## WHAT THE TASK REQUIRES
Extract each line from the rows below that contains the string "distal".

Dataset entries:
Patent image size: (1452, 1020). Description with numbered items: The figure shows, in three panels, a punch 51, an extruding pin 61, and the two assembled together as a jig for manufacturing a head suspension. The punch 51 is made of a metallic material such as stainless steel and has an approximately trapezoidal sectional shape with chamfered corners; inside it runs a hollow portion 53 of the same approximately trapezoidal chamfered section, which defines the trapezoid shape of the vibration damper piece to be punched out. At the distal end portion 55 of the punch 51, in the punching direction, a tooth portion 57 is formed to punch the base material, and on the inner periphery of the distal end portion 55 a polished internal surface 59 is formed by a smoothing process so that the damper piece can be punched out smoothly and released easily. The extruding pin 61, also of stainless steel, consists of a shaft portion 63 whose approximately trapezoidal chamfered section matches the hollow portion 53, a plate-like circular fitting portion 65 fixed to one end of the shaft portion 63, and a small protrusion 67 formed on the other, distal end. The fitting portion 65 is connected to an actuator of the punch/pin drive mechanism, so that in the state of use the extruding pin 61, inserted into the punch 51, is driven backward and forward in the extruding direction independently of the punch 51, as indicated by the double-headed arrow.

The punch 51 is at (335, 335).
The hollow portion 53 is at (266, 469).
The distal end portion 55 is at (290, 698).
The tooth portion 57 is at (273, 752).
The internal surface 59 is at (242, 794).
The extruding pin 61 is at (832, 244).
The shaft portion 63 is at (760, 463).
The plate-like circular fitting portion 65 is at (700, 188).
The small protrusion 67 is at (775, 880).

## TASK ANSWER
Patent image size: (1452, 1020). Description with numbered items: The figure shows, in three panels, a punch 51, an extruding pin 61, and the two assembled together as a jig for manufacturing a head suspension. The punch 51 is made of a metallic material such as stainless steel and has an approximately trapezoidal sectional shape with chamfered corners; inside it runs a hollow portion 53 of the same approximately trapezoidal chamfered section, which defines the trapezoid shape of the vibration damper piece to be punched out. At the distal end portion 55 of the punch 51, in the punching direction, a tooth portion 57 is formed to punch the base material, and on the inner periphery of the distal end portion 55 a polished internal surface 59 is formed by a smoothing process so that the damper piece can be punched out smoothly and released easily. The extruding pin 61, also of stainless steel, consists of a shaft portion 63 whose approximately trapezoidal chamfered section matches the hollow portion 53, a plate-like circular fitting portion 65 fixed to one end of the shaft portion 63, and a small protrusion 67 formed on the other, distal end. The fitting portion 65 is connected to an actuator of the punch/pin drive mechanism, so that in the state of use the extruding pin 61, inserted into the punch 51, is driven backward and forward in the extruding direction independently of the punch 51, as indicated by the double-headed arrow.
The distal end portion 55 is at (290, 698).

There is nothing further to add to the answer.